= PROBLEM TO WORK ON =
Find every line in the records below that contains the word "color", and copy each such line.

====== MATERIAL TO PROCESS

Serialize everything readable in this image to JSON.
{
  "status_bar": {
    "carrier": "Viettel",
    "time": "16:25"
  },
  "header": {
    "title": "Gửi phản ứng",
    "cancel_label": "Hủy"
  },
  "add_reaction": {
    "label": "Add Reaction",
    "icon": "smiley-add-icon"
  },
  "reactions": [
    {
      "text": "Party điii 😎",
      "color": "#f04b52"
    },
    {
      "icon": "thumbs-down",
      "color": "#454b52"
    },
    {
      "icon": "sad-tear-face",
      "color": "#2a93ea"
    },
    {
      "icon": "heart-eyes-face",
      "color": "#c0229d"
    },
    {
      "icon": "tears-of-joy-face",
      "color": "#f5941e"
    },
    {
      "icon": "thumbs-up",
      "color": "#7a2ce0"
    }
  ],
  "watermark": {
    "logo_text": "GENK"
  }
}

============

= COMPLETE ANSWER =
      "color": "#f04b52"
      "color": "#454b52"
      "color": "#2a93ea"
      "color": "#c0229d"
      "color": "#f5941e"
      "color": "#7a2ce0"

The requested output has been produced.